*INSTRUCTION*.
Extract every line that contains the word "Jayda".

*DATA EXCERPTS*.
==*==

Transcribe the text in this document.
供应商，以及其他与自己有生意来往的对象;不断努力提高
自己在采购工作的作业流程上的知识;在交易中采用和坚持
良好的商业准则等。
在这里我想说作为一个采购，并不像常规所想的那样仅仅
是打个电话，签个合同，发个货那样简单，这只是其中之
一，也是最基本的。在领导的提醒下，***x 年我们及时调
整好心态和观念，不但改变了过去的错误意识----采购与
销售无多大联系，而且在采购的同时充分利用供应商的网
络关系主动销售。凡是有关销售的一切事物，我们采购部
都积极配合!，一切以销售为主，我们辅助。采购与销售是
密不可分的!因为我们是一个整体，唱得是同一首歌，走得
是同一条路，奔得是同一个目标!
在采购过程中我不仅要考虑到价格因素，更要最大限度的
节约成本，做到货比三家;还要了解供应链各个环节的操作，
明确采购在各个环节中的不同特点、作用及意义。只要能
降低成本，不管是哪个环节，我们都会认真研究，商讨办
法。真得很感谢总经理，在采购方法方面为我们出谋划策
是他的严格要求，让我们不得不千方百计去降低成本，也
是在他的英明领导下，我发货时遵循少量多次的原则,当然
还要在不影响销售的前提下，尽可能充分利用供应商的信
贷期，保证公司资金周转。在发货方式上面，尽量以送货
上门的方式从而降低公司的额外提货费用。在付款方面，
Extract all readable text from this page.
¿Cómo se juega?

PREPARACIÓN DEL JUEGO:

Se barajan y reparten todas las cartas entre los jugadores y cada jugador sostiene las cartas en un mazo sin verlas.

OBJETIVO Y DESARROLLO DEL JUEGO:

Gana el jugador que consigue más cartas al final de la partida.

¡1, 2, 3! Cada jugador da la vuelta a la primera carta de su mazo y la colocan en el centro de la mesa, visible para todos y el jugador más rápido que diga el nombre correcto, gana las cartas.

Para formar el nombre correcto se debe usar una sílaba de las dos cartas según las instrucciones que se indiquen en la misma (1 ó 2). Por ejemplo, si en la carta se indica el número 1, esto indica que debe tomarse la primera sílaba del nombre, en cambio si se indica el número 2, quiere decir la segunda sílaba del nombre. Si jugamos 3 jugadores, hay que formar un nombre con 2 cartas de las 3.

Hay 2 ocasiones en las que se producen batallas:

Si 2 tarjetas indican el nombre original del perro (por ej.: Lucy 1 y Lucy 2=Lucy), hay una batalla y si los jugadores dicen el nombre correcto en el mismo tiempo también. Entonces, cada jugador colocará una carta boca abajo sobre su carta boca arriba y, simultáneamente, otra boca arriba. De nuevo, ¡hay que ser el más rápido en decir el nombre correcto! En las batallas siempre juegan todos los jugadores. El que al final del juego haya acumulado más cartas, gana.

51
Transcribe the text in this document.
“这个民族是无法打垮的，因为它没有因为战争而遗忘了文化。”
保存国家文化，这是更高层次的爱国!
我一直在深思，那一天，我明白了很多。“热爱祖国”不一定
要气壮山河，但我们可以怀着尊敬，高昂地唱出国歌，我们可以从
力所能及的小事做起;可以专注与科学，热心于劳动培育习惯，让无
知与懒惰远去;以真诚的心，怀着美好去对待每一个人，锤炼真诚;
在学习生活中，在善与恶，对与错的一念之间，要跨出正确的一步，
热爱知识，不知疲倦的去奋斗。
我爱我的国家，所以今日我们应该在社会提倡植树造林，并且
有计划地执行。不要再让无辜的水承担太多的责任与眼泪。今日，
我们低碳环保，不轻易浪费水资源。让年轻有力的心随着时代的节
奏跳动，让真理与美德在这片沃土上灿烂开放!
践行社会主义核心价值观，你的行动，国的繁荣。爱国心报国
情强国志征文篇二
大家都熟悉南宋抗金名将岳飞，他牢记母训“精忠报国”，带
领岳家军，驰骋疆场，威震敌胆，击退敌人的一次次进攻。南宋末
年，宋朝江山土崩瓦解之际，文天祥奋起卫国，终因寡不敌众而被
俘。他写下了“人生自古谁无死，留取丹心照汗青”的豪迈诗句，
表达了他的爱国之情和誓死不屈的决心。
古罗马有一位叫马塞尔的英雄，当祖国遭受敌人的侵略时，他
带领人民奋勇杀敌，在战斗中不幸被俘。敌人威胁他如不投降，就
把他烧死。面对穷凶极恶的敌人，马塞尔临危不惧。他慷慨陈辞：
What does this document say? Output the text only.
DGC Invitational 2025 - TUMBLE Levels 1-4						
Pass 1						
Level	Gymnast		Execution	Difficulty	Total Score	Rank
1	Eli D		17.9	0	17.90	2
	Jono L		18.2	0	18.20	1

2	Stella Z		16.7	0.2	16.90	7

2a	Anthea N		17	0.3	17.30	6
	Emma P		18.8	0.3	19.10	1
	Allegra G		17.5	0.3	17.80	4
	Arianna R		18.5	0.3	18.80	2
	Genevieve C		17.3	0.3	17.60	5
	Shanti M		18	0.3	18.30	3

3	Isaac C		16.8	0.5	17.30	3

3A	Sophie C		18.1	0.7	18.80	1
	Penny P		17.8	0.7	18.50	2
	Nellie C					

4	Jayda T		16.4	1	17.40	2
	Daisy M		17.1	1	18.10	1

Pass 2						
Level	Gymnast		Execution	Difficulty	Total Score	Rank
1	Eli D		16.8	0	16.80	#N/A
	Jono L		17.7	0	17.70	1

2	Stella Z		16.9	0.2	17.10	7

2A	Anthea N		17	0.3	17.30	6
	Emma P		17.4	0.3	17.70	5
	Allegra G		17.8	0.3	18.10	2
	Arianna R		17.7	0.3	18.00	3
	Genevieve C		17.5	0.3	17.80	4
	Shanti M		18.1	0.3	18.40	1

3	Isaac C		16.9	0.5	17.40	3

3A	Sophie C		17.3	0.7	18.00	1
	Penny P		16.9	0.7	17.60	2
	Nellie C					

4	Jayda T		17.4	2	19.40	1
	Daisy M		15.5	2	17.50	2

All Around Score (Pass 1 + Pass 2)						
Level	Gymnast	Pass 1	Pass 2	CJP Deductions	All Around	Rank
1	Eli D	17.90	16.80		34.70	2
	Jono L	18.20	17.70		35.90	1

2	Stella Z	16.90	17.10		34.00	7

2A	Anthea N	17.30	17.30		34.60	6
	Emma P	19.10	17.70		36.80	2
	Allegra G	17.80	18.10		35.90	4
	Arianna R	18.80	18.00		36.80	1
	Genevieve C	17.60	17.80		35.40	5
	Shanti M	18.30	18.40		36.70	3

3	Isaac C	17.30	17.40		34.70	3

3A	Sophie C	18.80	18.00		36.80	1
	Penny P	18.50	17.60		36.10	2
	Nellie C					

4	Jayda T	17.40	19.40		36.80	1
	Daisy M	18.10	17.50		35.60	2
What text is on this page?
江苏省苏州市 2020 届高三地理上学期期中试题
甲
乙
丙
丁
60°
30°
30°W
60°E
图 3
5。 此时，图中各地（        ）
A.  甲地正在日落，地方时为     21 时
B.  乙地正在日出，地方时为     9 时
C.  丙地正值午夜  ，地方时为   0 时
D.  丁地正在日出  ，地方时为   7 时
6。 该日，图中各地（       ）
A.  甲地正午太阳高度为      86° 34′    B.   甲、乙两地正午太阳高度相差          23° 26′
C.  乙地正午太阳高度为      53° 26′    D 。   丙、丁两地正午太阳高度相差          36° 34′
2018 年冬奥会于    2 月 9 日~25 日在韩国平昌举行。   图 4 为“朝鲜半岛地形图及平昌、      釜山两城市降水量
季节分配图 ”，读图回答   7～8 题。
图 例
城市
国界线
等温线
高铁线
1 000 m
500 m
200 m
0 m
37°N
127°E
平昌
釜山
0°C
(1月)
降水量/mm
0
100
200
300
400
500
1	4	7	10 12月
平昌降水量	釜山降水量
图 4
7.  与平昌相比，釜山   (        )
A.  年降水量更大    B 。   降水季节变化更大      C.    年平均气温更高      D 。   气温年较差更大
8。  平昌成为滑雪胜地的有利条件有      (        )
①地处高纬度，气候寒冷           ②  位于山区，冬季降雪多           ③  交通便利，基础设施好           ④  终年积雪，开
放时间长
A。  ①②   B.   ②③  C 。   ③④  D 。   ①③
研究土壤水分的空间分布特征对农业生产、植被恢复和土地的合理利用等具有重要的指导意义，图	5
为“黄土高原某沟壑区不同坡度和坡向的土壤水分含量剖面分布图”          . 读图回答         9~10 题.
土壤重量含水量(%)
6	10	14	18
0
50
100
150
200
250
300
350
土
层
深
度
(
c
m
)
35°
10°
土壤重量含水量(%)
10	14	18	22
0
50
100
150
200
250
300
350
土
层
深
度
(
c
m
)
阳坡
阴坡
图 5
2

==*==

*COMPLETED TASK*.
4	Jayda T		16.4	1	17.40	2
4	Jayda T		17.4	2	19.40	1
4	Jayda T	17.40	19.40		36.80	1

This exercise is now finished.